• _Extract_
-- Begin --

Question

re algebra i b-cr
consider u = {x|x is a positive integer greater than 1}.
which is an empty set?
○ {x|x ∈ u and $\frac{1}{2}x$ is prime}
○ {x|x ∈ u and 2x is prime}
○ {x|x ∈ u and $\frac{1}{2}x$ can be written as a fraction}
○ {x|x ∈ u and 2x can be written as a fraction}

Explanation:

Step1: Define universal set U

$U = \{2, 3, 4, 5, ...\}$ (all integers >1)

Step2: Analyze Option 1

Check if $\frac{1}{2}x$ is prime. For $x=4$, $\frac{1}{2}(4)=2$ (prime), so set is non-empty.

Step3: Analyze Option 2

Check if $2x$ is prime. For any $x\in U$, $2x$ is even and $\geq4$, so it cannot be prime (primes >2 are odd). This set has no elements.

Step4: Analyze Option 3

$\frac{1}{2}x$ is a fraction for any integer $x$, so all $U$ elements qualify; set is non-empty.

Step5: Analyze Option 4

$2x$ is an integer (a type of fraction), so all $U$ elements qualify; set is non-empty.

Answer:

B. {x|x ∈ U and 2x is prime}

-- End --

• _Stated goal 1_
Summarize the empty-set problem in two sentences.

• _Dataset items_

-- Begin --

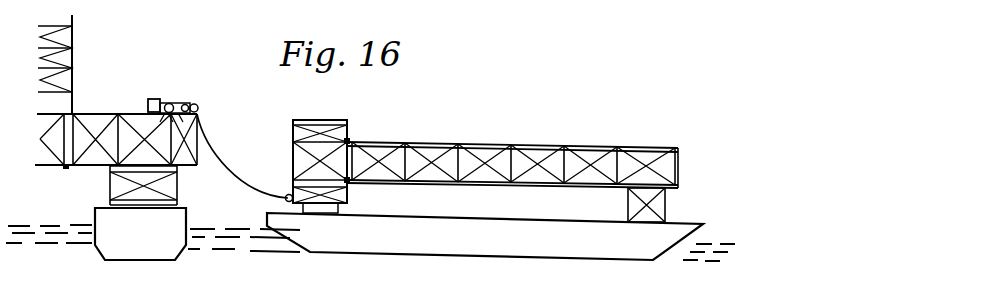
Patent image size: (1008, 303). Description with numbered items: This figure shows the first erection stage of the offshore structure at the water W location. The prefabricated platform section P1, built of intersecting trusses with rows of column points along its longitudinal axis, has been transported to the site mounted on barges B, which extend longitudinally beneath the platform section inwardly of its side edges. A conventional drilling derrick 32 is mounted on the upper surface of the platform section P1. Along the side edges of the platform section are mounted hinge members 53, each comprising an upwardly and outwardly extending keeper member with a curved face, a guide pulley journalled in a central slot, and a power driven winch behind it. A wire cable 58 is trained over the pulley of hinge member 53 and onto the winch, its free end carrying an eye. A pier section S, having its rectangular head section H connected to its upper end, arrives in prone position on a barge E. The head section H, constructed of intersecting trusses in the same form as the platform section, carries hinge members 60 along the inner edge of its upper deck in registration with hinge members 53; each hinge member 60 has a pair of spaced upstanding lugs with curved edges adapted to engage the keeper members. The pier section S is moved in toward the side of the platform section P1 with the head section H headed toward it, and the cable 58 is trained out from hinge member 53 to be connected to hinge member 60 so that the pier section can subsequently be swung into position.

The drilling derrick 32 is at (74, 52).
The platform section P1 is at (104, 110).
The hinge member 53 is at (194, 99).
The wire cable 58 is at (226, 165).
The hinge member 60 is at (286, 196).
The head section H is at (334, 119).
The pier section S is at (530, 145).
The barge E is at (480, 250).
The barge B is at (123, 248).
The water W is at (60, 226).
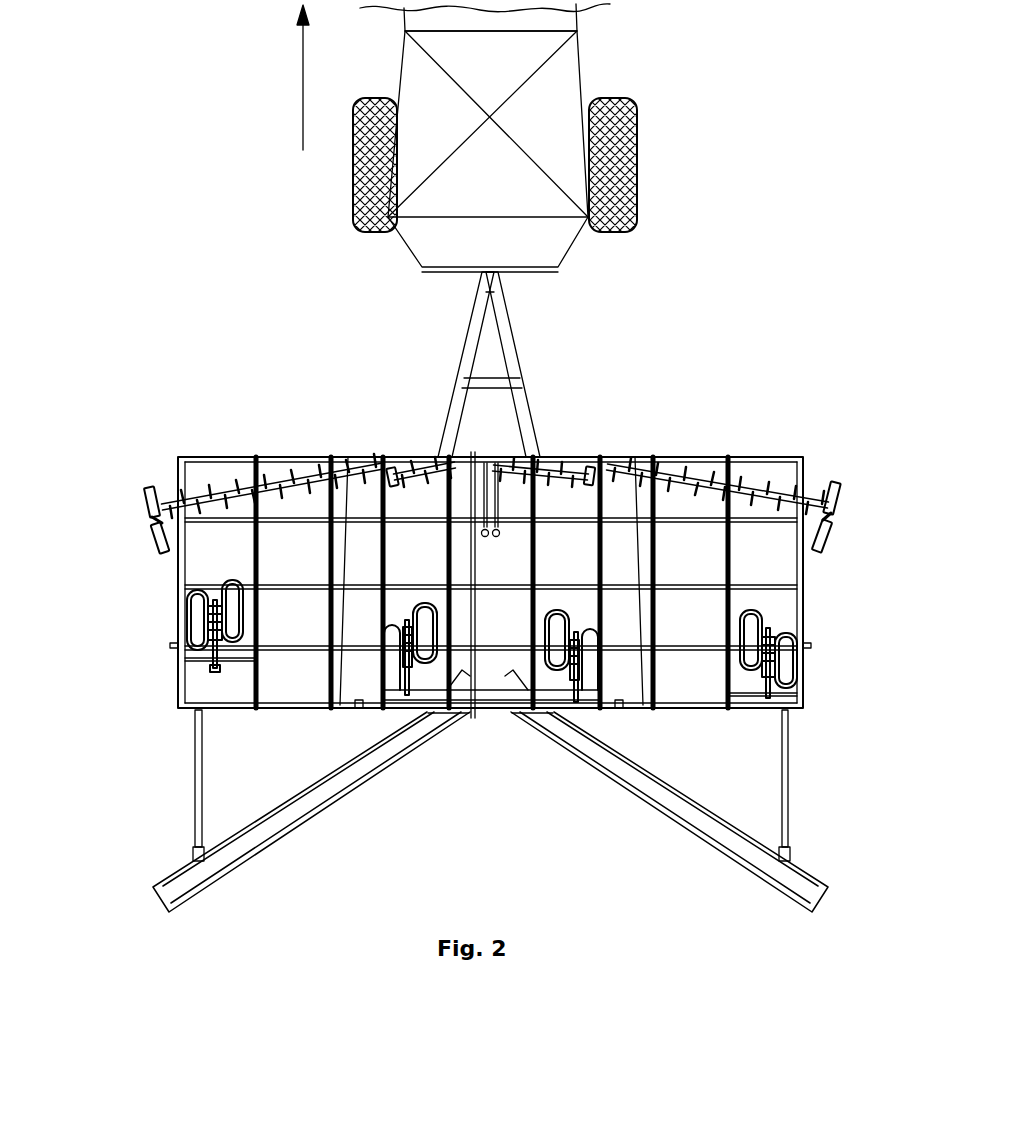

-- End --

• _Stated goal 2_
Pull out each line of the rows that contains the word "pier".

• _Written reply 1_
The problem defines U as the positive integers greater than 1 and asks which of four sets built from U is empty. The explanation finds that 2x is even and at least 4 for every element of U, so it cannot be prime, which leaves that set empty while each of the other three sets has elements.

• _Written reply 2_
Patent image size: (1008, 303). Description with numbered items: This figure shows the first erection stage of the offshore structure at the water W location. The prefabricated platform section P1, built of intersecting trusses with rows of column points along its longitudinal axis, has been transported to the site mounted on barges B, which extend longitudinally beneath the platform section inwardly of its side edges. A conventional drilling derrick 32 is mounted on the upper surface of the platform section P1. Along the side edges of the platform section are mounted hinge members 53, each comprising an upwardly and outwardly extending keeper member with a curved face, a guide pulley journalled in a central slot, and a power driven winch behind it. A wire cable 58 is trained over the pulley of hinge member 53 and onto the winch, its free end carrying an eye. A pier section S, having its rectangular head section H connected to its upper end, arrives in prone position on a barge E. The head section H, constructed of intersecting trusses in the same form as the platform section, carries hinge members 60 along the inner edge of its upper deck in registration with hinge members 53; each hinge member 60 has a pair of spaced upstanding lugs with curved edges adapted to engage the keeper members. The pier section S is moved in toward the side of the platform section P1 with the head section H headed toward it, and the cable 58 is trained out from hinge member 53 to be connected to hinge member 60 so that the pier section can subsequently be swung into position.
The pier section S is at (530, 145).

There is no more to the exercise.